>> Start Stored data

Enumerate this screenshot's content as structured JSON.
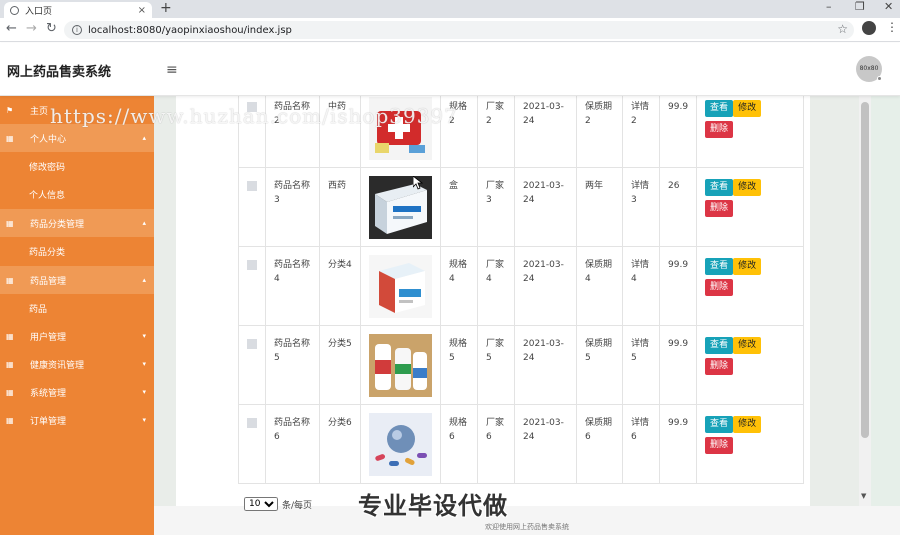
{
  "browser": {
    "tab_title": "入口页",
    "tab_close": "×",
    "new_tab": "+",
    "url": "localhost:8080/yaopinxiaoshou/index.jsp",
    "minimize": "–",
    "restore": "❐",
    "close": "✕"
  },
  "header": {
    "brand": "网上药品售卖系统",
    "menu_icon": "≡",
    "avatar_text": "80x80"
  },
  "sidebar": {
    "items": [
      {
        "label": "主页",
        "icon": "flag-icon"
      },
      {
        "label": "个人中心",
        "icon": "grid-icon"
      },
      {
        "label": "修改密码"
      },
      {
        "label": "个人信息"
      },
      {
        "label": "药品分类管理",
        "icon": "grid-icon"
      },
      {
        "label": "药品分类"
      },
      {
        "label": "药品管理",
        "icon": "grid-icon"
      },
      {
        "label": "药品"
      },
      {
        "label": "用户管理",
        "icon": "grid-icon"
      },
      {
        "label": "健康资讯管理",
        "icon": "grid-icon"
      },
      {
        "label": "系统管理",
        "icon": "grid-icon"
      },
      {
        "label": "订单管理",
        "icon": "grid-icon"
      }
    ]
  },
  "table": {
    "rows": [
      {
        "name": "药品名称2",
        "category": "中药",
        "spec": "规格2",
        "maker": "厂家2",
        "date": "2021-03-24",
        "shelf": "保质期2",
        "detail": "详情2",
        "price": "99.9"
      },
      {
        "name": "药品名称3",
        "category": "西药",
        "spec": "盒",
        "maker": "厂家3",
        "date": "2021-03-24",
        "shelf": "两年",
        "detail": "详情3",
        "price": "26"
      },
      {
        "name": "药品名称4",
        "category": "分类4",
        "spec": "规格4",
        "maker": "厂家4",
        "date": "2021-03-24",
        "shelf": "保质期4",
        "detail": "详情4",
        "price": "99.9"
      },
      {
        "name": "药品名称5",
        "category": "分类5",
        "spec": "规格5",
        "maker": "厂家5",
        "date": "2021-03-24",
        "shelf": "保质期5",
        "detail": "详情5",
        "price": "99.9"
      },
      {
        "name": "药品名称6",
        "category": "分类6",
        "spec": "规格6",
        "maker": "厂家6",
        "date": "2021-03-24",
        "shelf": "保质期6",
        "detail": "详情6",
        "price": "99.9"
      }
    ],
    "actions": {
      "view": "查看",
      "edit": "修改",
      "delete": "删除"
    }
  },
  "pager": {
    "page_size": "10",
    "suffix": "条/每页"
  },
  "footer": {
    "text": "欢迎使用网上药品售卖系统"
  },
  "overlay": {
    "watermark_url": "https://www.huzhan.com/ishop39397",
    "watermark_cn": "专业毕设代做"
  },
  "colors": {
    "sidebar": "#ed8434",
    "view": "#17a2b8",
    "edit": "#ffc107",
    "delete": "#dc3545"
  }
}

>> End Stored data

Written problem – Only a number is wanted: how many lines contain "maker"?

Output of the task – 5